:: Supplied material

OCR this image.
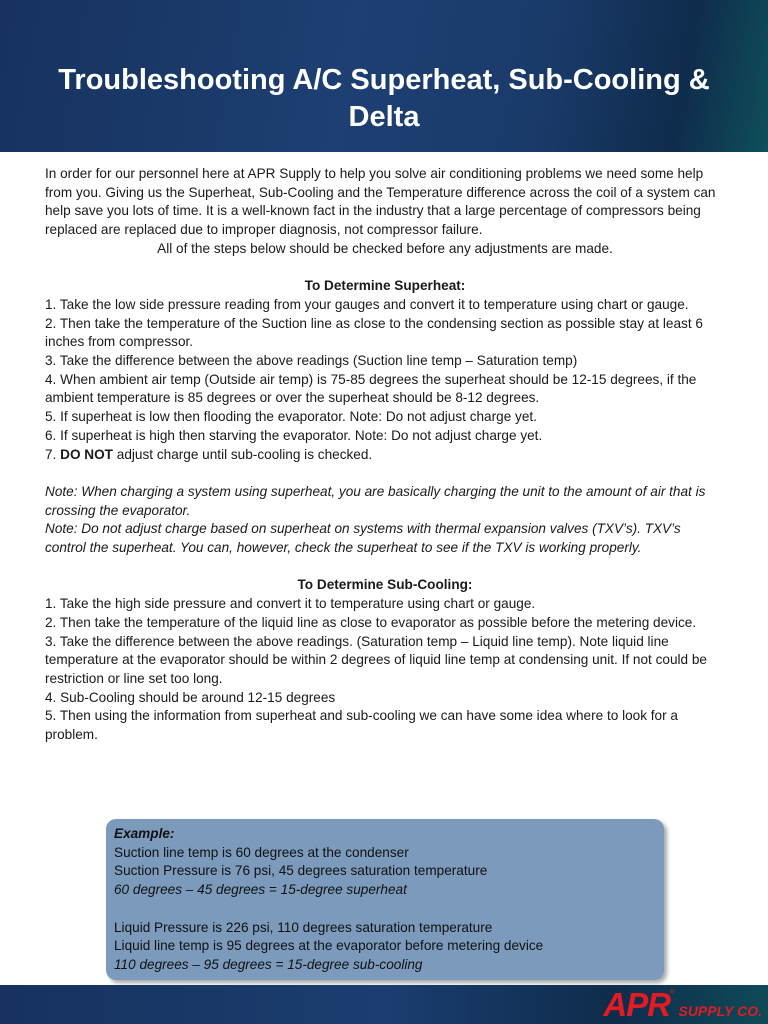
Troubleshooting A/C Superheat, Sub-Cooling & Delta

In order for our personnel here at APR Supply to help you solve air conditioning problems we need some help from you. Giving us the Superheat, Sub-Cooling and the Temperature difference across the coil of a system can help save you lots of time. It is a well-known fact in the industry that a large percentage of compressors being replaced are replaced due to improper diagnosis, not compressor failure.

All of the steps below should be checked before any adjustments are made.

To Determine Superheat:

1. Take the low side pressure reading from your gauges and convert it to temperature using chart or gauge.

2. Then take the temperature of the Suction line as close to the condensing section as possible stay at least 6 inches from compressor.

3. Take the difference between the above readings (Suction line temp – Saturation temp)

4. When ambient air temp (Outside air temp) is 75-85 degrees the superheat should be 12-15 degrees, if the ambient temperature is 85 degrees or over the superheat should be 8-12 degrees.

5. If superheat is low then flooding the evaporator. Note: Do not adjust charge yet.

6. If superheat is high then starving the evaporator. Note: Do not adjust charge yet.

7. DO NOT adjust charge until sub-cooling is checked.

Note: When charging a system using superheat, you are basically charging the unit to the amount of air that is crossing the evaporator.

Note: Do not adjust charge based on superheat on systems with thermal expansion valves (TXV’s). TXV’s control the superheat. You can, however, check the superheat to see if the TXV is working properly.

To Determine Sub-Cooling:

1. Take the high side pressure and convert it to temperature using chart or gauge.

2. Then take the temperature of the liquid line as close to evaporator as possible before the metering device.

3. Take the difference between the above readings. (Saturation temp – Liquid line temp). Note liquid line temperature at the evaporator should be within 2 degrees of liquid line temp at condensing unit. If not could be restriction or line set too long.

4. Sub-Cooling should be around 12-15 degrees

5. Then using the information from superheat and sub-cooling we can have some idea where to look for a problem.

Example:

Suction line temp is 60 degrees at the condenser

Suction Pressure is 76 psi, 45 degrees saturation temperature

60 degrees – 45 degrees = 15-degree superheat

Liquid Pressure is 226 psi, 110 degrees saturation temperature

Liquid line temp is 95 degrees at the evaporator before metering device

110 degrees – 95 degrees = 15-degree sub-cooling

APR ®
SUPPLY CO.
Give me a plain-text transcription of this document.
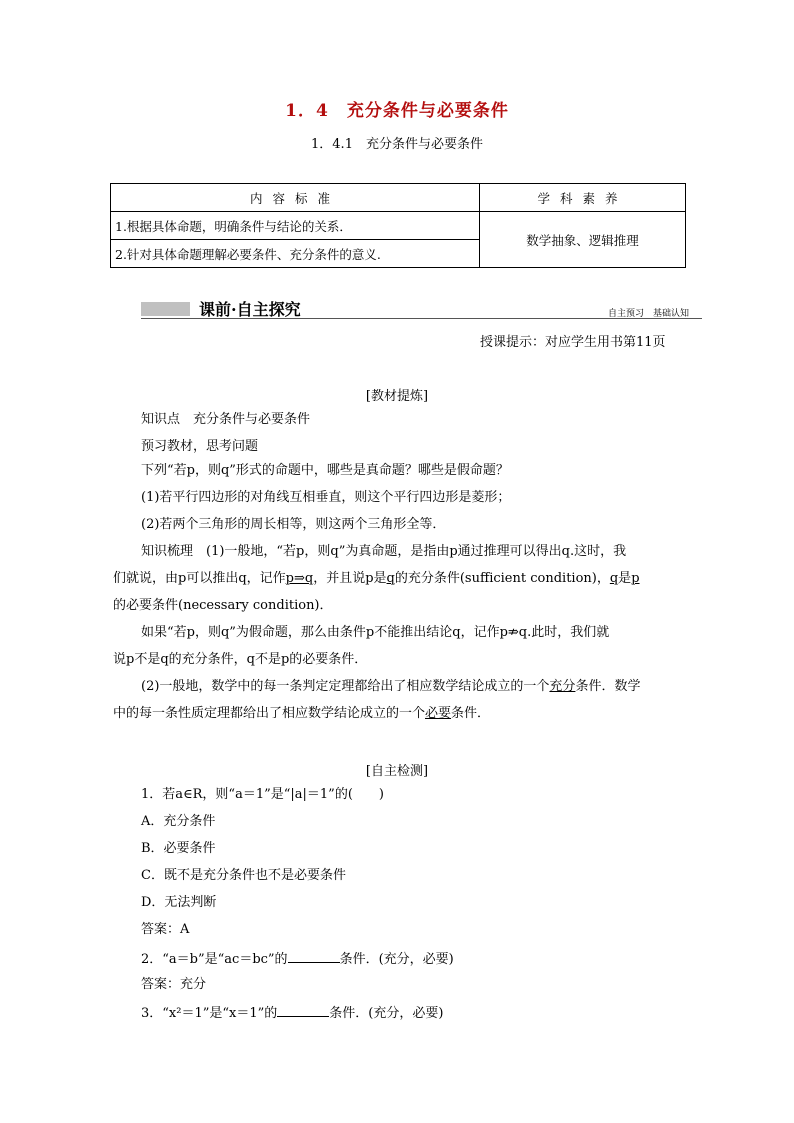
1．4　充分条件与必要条件
1．4.1　充分条件与必要条件
内容标准	学科素养
1.根据具体命题，明确条件与结论的关系．	数学抽象、逻辑推理
2.针对具体命题理解必要条件、充分条件的意义.	
课前·自主探究	自主预习　基础认知
授课提示：对应学生用书第11页
[教材提炼]
知识点　充分条件与必要条件
预习教材，思考问题
下列“若p，则q”形式的命题中，哪些是真命题？哪些是假命题？
(1)若平行四边形的对角线互相垂直，则这个平行四边形是菱形；
(2)若两个三角形的周长相等，则这两个三角形全等．
知识梳理　(1)一般地，“若p，则q”为真命题，是指由p通过推理可以得出q.这时，我
们就说，由p可以推出q，记作p⇒q，并且说p是q的充分条件(sufficient condition)，q是p
的必要条件(necessary condition)．
如果“若p，则q”为假命题，那么由条件p不能推出结论q，记作p⇏q.此时，我们就
说p不是q的充分条件，q不是p的必要条件．
(2)一般地，数学中的每一条判定定理都给出了相应数学结论成立的一个充分条件．数学
中的每一条性质定理都给出了相应数学结论成立的一个必要条件．
[自主检测]
1．若a∈R，则“a＝1”是“|a|＝1”的(　　)
A．充分条件
B．必要条件
C．既不是充分条件也不是必要条件
D．无法判断
答案：A
2．“a＝b”是“ac＝bc”的	条件．(充分，必要)
答案：充分
3．“x²＝1”是“x＝1”的	条件．(充分，必要)
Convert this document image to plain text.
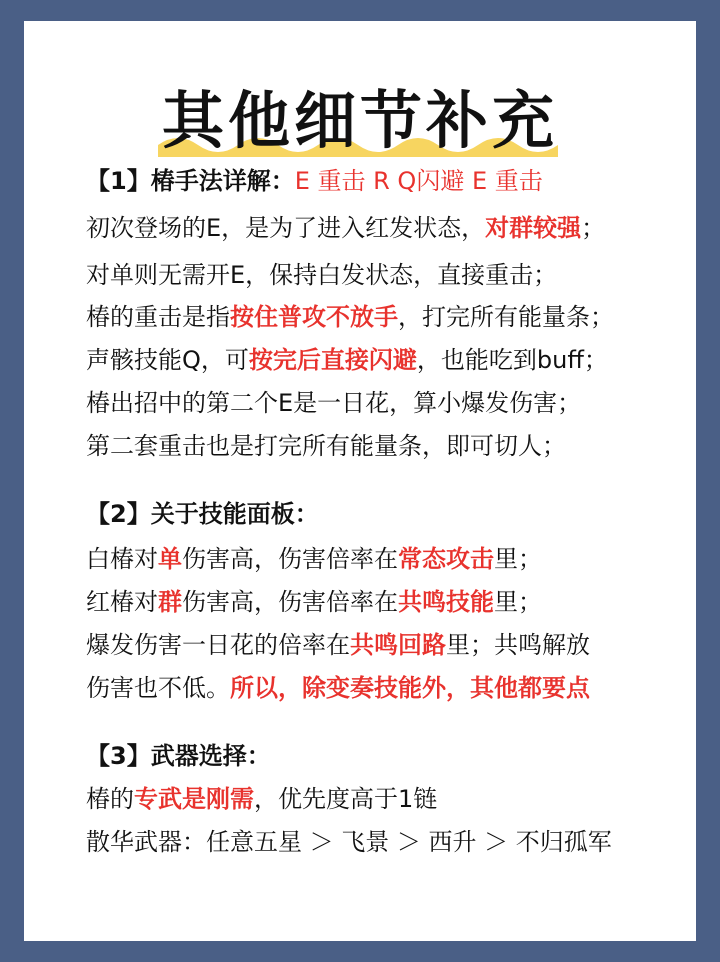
其他细节补充
【1】椿手法详解：E 重击 R Q闪避 E 重击
初次登场的E，是为了进入红发状态，对群较强；
对单则无需开E，保持白发状态，直接重击；
椿的重击是指按住普攻不放手，打完所有能量条；
声骸技能Q，可按完后直接闪避，也能吃到buff；
椿出招中的第二个E是一日花，算小爆发伤害；
第二套重击也是打完所有能量条，即可切人；
【2】关于技能面板：
白椿对单伤害高，伤害倍率在常态攻击里；
红椿对群伤害高，伤害倍率在共鸣技能里；
爆发伤害一日花的倍率在共鸣回路里；共鸣解放
伤害也不低。所以，除变奏技能外，其他都要点
【3】武器选择：
椿的专武是刚需，优先度高于1链
散华武器：任意五星 ＞ 飞景 ＞ 西升 ＞ 不归孤军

::::

Copy out the listing exactly as it stands, but not the pictures.

OCR this image.
Troubleshooting A/C Superheat, Sub-Cooling & Delta

In order for our personnel here at APR Supply to help you solve air conditioning problems we need some help from you. Giving us the Superheat, Sub-Cooling and the Temperature difference across the coil of a system can help save you lots of time. It is a well-known fact in the industry that a large percentage of compressors being replaced are replaced due to improper diagnosis, not compressor failure.

All of the steps below should be checked before any adjustments are made.

To Determine Superheat:

1. Take the low side pressure reading from your gauges and convert it to temperature using chart or gauge.

2. Then take the temperature of the Suction line as close to the condensing section as possible stay at least 6 inches from compressor.

3. Take the difference between the above readings (Suction line temp – Saturation temp)

4. When ambient air temp (Outside air temp) is 75-85 degrees the superheat should be 12-15 degrees, if the ambient temperature is 85 degrees or over the superheat should be 8-12 degrees.

5. If superheat is low then flooding the evaporator. Note: Do not adjust charge yet.

6. If superheat is high then starving the evaporator. Note: Do not adjust charge yet.

7. DO NOT adjust charge until sub-cooling is checked.

Note: When charging a system using superheat, you are basically charging the unit to the amount of air that is crossing the evaporator.

Note: Do not adjust charge based on superheat on systems with thermal expansion valves (TXV’s). TXV’s control the superheat. You can, however, check the superheat to see if the TXV is working properly.

To Determine Sub-Cooling:

1. Take the high side pressure and convert it to temperature using chart or gauge.

2. Then take the temperature of the liquid line as close to evaporator as possible before the metering device.

3. Take the difference between the above readings. (Saturation temp – Liquid line temp). Note liquid line temperature at the evaporator should be within 2 degrees of liquid line temp at condensing unit. If not could be restriction or line set too long.

4. Sub-Cooling should be around 12-15 degrees

5. Then using the information from superheat and sub-cooling we can have some idea where to look for a problem.

Example:

Suction line temp is 60 degrees at the condenser

Suction Pressure is 76 psi, 45 degrees saturation temperature

60 degrees – 45 degrees = 15-degree superheat

Liquid Pressure is 226 psi, 110 degrees saturation temperature

Liquid line temp is 95 degrees at the evaporator before metering device

110 degrees – 95 degrees = 15-degree sub-cooling

APR ®
SUPPLY CO.
Give me a plain-text transcription of this document.
1．4　充分条件与必要条件
1．4.1　充分条件与必要条件
内容标准	学科素养
1.根据具体命题，明确条件与结论的关系．	数学抽象、逻辑推理
2.针对具体命题理解必要条件、充分条件的意义.	
课前·自主探究	自主预习　基础认知
授课提示：对应学生用书第11页
[教材提炼]
知识点　充分条件与必要条件
预习教材，思考问题
下列“若p，则q”形式的命题中，哪些是真命题？哪些是假命题？
(1)若平行四边形的对角线互相垂直，则这个平行四边形是菱形；
(2)若两个三角形的周长相等，则这两个三角形全等．
知识梳理　(1)一般地，“若p，则q”为真命题，是指由p通过推理可以得出q.这时，我
们就说，由p可以推出q，记作p⇒q，并且说p是q的充分条件(sufficient condition)，q是p
的必要条件(necessary condition)．
如果“若p，则q”为假命题，那么由条件p不能推出结论q，记作p⇏q.此时，我们就
说p不是q的充分条件，q不是p的必要条件．
(2)一般地，数学中的每一条判定定理都给出了相应数学结论成立的一个充分条件．数学
中的每一条性质定理都给出了相应数学结论成立的一个必要条件．
[自主检测]
1．若a∈R，则“a＝1”是“|a|＝1”的(　　)
A．充分条件
B．必要条件
C．既不是充分条件也不是必要条件
D．无法判断
答案：A
2．“a＝b”是“ac＝bc”的	条件．(充分，必要)
答案：充分
3．“x²＝1”是“x＝1”的	条件．(充分，必要)
Convert this document image to plain text.
其他细节补充
【1】椿手法详解：E 重击 R Q闪避 E 重击
初次登场的E，是为了进入红发状态，对群较强；
对单则无需开E，保持白发状态，直接重击；
椿的重击是指按住普攻不放手，打完所有能量条；
声骸技能Q，可按完后直接闪避，也能吃到buff；
椿出招中的第二个E是一日花，算小爆发伤害；
第二套重击也是打完所有能量条，即可切人；
【2】关于技能面板：
白椿对单伤害高，伤害倍率在常态攻击里；
红椿对群伤害高，伤害倍率在共鸣技能里；
爆发伤害一日花的倍率在共鸣回路里；共鸣解放
伤害也不低。所以，除变奏技能外，其他都要点
【3】武器选择：
椿的专武是刚需，优先度高于1链
散华武器：任意五星 ＞ 飞景 ＞ 西升 ＞ 不归孤军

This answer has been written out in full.